Select, from the material below, each line with "JSON" in it.

Task material:
- - -
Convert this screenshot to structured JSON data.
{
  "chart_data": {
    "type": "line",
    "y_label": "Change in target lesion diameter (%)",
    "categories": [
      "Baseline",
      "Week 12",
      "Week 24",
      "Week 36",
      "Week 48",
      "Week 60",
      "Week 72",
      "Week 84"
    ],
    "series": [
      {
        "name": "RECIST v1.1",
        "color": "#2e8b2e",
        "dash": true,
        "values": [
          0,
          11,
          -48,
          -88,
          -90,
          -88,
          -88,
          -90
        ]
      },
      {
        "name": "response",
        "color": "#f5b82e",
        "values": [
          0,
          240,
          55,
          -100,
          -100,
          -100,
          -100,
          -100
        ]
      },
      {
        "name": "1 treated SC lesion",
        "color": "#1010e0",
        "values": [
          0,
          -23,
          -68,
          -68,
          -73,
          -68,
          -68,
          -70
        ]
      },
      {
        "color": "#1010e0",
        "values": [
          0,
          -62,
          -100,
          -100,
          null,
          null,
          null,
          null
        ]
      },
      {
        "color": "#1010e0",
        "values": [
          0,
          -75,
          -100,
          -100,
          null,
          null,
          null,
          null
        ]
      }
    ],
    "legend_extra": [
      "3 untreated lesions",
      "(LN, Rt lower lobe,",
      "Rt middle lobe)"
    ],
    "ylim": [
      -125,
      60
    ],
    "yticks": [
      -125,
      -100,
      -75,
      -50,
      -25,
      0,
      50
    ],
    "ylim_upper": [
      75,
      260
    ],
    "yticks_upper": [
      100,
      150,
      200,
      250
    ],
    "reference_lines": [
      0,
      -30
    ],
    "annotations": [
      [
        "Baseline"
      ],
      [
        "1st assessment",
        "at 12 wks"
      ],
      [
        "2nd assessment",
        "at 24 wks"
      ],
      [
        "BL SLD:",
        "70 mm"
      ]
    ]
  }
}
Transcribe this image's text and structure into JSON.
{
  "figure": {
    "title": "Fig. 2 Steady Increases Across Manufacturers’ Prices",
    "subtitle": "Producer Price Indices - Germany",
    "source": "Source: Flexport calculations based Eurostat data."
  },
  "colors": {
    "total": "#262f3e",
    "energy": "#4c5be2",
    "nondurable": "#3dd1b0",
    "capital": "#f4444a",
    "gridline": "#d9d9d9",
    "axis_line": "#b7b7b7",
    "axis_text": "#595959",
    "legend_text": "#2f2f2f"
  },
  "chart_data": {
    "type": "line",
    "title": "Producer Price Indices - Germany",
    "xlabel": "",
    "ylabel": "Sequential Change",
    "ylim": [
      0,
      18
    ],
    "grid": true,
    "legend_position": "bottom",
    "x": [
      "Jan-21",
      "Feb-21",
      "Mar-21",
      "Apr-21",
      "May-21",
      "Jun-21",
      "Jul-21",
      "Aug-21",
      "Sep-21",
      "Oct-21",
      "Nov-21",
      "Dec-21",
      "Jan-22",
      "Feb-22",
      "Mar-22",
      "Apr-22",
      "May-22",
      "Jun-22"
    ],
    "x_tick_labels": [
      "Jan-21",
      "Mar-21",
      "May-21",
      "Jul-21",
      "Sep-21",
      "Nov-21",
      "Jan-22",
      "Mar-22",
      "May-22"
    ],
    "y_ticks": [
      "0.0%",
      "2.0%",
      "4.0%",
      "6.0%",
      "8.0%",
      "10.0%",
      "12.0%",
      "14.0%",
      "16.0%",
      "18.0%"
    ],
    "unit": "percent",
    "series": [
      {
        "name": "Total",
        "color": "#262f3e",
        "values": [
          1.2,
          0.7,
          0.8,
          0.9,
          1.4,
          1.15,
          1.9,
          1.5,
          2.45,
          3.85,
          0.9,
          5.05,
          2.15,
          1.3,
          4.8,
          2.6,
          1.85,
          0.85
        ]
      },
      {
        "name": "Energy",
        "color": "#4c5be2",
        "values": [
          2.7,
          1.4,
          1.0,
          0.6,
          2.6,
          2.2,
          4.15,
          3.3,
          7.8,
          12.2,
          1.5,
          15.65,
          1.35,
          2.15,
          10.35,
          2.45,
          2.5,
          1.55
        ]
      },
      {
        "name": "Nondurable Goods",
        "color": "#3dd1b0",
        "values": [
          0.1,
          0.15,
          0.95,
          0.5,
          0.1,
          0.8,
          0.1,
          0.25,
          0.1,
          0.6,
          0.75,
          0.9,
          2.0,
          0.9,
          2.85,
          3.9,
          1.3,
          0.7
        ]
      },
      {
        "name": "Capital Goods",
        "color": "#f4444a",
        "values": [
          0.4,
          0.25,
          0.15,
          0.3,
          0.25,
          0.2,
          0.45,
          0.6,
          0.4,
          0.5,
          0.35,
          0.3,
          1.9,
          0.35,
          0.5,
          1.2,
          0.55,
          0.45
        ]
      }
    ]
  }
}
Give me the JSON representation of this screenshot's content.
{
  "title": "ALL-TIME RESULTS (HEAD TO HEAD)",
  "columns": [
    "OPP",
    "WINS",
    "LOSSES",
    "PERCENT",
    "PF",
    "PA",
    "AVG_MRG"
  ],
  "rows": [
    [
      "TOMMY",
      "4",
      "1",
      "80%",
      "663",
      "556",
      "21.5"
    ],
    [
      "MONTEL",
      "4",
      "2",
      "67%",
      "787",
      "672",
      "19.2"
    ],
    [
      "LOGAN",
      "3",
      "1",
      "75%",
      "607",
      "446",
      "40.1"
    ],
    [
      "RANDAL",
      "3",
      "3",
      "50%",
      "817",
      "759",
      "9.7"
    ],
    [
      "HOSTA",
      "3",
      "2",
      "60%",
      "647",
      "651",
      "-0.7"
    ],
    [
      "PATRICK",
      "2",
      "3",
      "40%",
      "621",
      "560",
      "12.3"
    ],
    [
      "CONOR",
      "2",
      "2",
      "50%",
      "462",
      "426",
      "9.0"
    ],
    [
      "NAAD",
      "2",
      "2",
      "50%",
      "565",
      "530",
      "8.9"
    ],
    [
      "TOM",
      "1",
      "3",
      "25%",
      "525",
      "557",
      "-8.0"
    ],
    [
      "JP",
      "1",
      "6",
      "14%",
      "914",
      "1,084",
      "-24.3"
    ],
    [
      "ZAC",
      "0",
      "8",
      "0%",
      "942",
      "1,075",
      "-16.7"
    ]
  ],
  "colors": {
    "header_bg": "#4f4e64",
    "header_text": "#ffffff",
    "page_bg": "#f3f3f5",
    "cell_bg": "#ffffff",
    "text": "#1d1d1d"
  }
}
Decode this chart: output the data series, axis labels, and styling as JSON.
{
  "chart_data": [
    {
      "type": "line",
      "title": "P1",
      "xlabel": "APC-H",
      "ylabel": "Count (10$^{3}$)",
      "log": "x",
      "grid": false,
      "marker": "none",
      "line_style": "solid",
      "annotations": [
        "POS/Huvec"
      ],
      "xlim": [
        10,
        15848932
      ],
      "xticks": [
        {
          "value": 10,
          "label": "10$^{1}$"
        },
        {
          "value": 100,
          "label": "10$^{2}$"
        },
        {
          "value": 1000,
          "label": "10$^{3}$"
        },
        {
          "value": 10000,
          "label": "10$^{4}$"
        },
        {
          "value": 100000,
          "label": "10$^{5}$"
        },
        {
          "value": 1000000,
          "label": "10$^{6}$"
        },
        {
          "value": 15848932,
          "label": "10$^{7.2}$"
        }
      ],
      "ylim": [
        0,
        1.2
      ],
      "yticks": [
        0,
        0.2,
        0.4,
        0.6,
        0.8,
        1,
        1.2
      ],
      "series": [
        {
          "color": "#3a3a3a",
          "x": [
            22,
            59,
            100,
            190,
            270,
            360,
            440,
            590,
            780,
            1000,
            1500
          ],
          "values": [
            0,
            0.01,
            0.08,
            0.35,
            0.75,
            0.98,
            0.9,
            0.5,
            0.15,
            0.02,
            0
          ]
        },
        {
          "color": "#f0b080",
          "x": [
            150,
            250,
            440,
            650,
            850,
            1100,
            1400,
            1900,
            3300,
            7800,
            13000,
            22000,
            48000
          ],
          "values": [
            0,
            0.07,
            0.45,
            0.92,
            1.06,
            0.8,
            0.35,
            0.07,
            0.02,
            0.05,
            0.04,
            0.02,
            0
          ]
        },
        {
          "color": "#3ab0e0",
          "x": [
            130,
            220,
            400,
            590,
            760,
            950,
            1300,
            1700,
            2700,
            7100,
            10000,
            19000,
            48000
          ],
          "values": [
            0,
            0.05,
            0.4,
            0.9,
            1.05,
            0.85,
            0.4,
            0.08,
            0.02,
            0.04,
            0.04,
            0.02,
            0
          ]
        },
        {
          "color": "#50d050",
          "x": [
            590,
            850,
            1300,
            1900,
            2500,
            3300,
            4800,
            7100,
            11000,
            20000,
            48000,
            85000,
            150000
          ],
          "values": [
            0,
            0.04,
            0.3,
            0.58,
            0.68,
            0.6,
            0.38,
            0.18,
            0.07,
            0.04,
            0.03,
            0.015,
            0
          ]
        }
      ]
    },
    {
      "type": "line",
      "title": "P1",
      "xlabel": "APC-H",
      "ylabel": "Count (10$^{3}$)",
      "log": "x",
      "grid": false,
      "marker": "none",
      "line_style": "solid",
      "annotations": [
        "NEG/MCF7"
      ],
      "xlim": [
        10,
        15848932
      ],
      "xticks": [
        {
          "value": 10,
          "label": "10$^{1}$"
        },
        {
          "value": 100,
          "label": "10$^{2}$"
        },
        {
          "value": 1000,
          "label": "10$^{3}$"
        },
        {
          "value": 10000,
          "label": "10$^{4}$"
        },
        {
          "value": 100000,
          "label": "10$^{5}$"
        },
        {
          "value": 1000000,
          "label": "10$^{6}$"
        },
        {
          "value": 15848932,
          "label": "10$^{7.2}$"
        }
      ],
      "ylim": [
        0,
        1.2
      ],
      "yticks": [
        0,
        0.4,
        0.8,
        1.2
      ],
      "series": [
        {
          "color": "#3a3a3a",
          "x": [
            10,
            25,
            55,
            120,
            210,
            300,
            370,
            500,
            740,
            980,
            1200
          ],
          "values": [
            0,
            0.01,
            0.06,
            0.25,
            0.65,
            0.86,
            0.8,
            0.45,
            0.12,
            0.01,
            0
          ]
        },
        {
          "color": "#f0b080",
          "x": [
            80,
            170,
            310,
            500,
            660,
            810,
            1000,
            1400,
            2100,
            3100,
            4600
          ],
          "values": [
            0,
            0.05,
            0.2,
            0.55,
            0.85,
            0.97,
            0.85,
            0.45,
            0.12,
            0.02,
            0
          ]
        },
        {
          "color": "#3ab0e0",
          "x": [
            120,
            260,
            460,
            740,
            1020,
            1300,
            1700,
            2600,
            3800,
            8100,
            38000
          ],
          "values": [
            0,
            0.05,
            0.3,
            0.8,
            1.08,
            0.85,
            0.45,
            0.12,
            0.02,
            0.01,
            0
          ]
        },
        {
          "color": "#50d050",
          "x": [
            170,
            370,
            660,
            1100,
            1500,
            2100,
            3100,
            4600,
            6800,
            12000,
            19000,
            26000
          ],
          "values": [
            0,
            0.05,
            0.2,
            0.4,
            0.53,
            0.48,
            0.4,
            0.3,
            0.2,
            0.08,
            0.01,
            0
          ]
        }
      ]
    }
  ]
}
- - -
Expected answer:
Convert this screenshot to structured JSON data.
Transcribe this image's text and structure into JSON.
Give me the JSON representation of this screenshot's content.
Decode this chart: output the data series, axis labels, and styling as JSON.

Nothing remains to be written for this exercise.